## Problem description
Copy out the records precisely, omitting pictures.

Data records
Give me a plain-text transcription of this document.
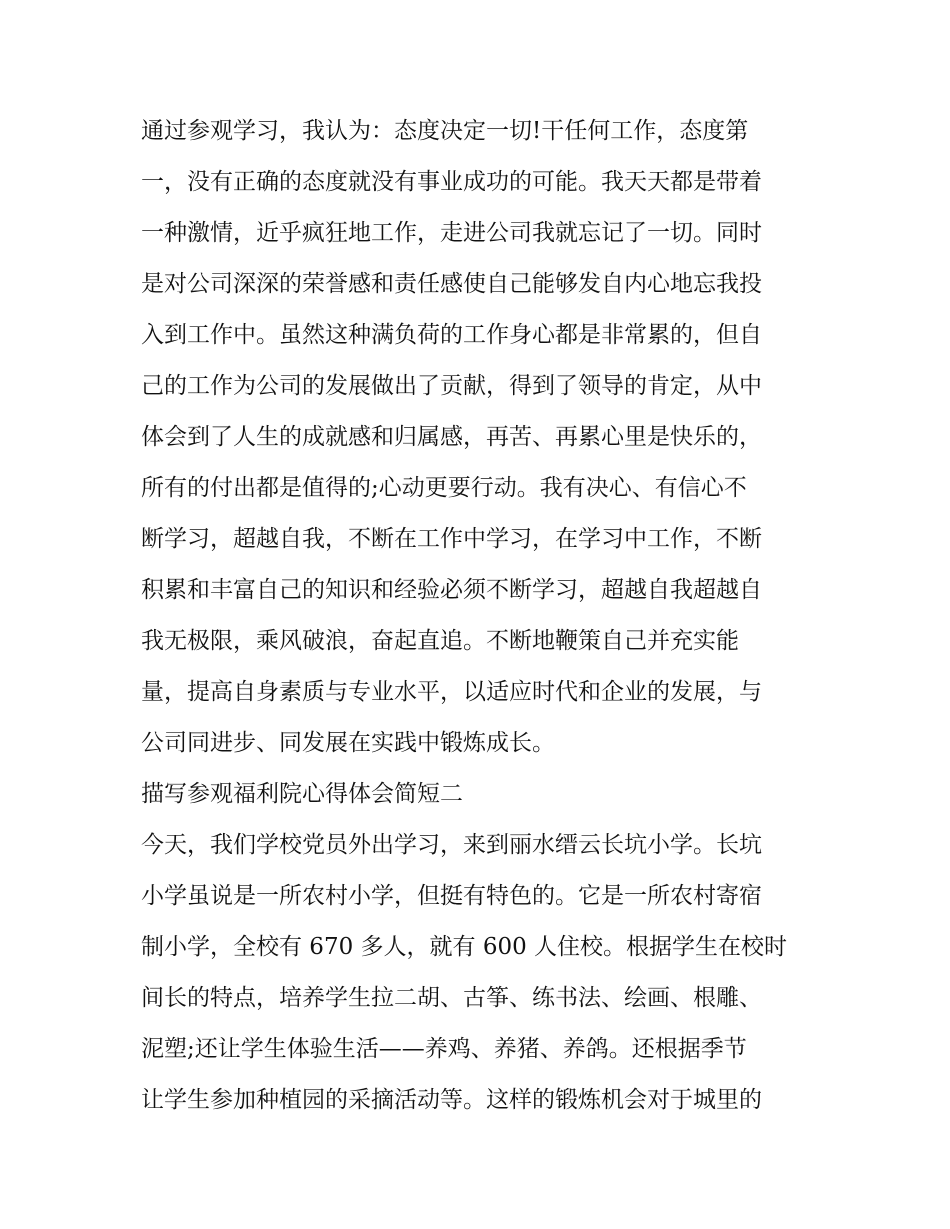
通过参观学习，我认为：态度决定一切!干任何工作，态度第
一，没有正确的态度就没有事业成功的可能。我天天都是带着
一种激情，近乎疯狂地工作，走进公司我就忘记了一切。同时
是对公司深深的荣誉感和责任感使自己能够发自内心地忘我投
入到工作中。虽然这种满负荷的工作身心都是非常累的，但自
己的工作为公司的发展做出了贡献，得到了领导的肯定，从中
体会到了人生的成就感和归属感，再苦、再累心里是快乐的，
所有的付出都是值得的;心动更要行动。我有决心、有信心不
断学习，超越自我，不断在工作中学习，在学习中工作，不断
积累和丰富自己的知识和经验必须不断学习，超越自我超越自
我无极限，乘风破浪，奋起直追。不断地鞭策自己并充实能
量，提高自身素质与专业水平，以适应时代和企业的发展，与
公司同进步、同发展在实践中锻炼成长。
描写参观福利院心得体会简短二
今天，我们学校党员外出学习，来到丽水缙云长坑小学。长坑
小学虽说是一所农村小学，但挺有特色的。它是一所农村寄宿
制小学，全校有 670 多人，就有 600 人住校。根据学生在校时
间长的特点，培养学生拉二胡、古筝、练书法、绘画、根雕、
泥塑;还让学生体验生活——养鸡、养猪、养鸽。还根据季节
让学生参加种植园的采摘活动等。这样的锻炼机会对于城里的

## Output for this task
Give me a plain-text transcription of this document.
通过参观学习，我认为：态度决定一切!干任何工作，态度第
一，没有正确的态度就没有事业成功的可能。我天天都是带着
一种激情，近乎疯狂地工作，走进公司我就忘记了一切。同时
是对公司深深的荣誉感和责任感使自己能够发自内心地忘我投
入到工作中。虽然这种满负荷的工作身心都是非常累的，但自
己的工作为公司的发展做出了贡献，得到了领导的肯定，从中
体会到了人生的成就感和归属感，再苦、再累心里是快乐的，
所有的付出都是值得的;心动更要行动。我有决心、有信心不
断学习，超越自我，不断在工作中学习，在学习中工作，不断
积累和丰富自己的知识和经验必须不断学习，超越自我超越自
我无极限，乘风破浪，奋起直追。不断地鞭策自己并充实能
量，提高自身素质与专业水平，以适应时代和企业的发展，与
公司同进步、同发展在实践中锻炼成长。
描写参观福利院心得体会简短二
今天，我们学校党员外出学习，来到丽水缙云长坑小学。长坑
小学虽说是一所农村小学，但挺有特色的。它是一所农村寄宿
制小学，全校有 670 多人，就有 600 人住校。根据学生在校时
间长的特点，培养学生拉二胡、古筝、练书法、绘画、根雕、
泥塑;还让学生体验生活——养鸡、养猪、养鸽。还根据季节
让学生参加种植园的采摘活动等。这样的锻炼机会对于城里的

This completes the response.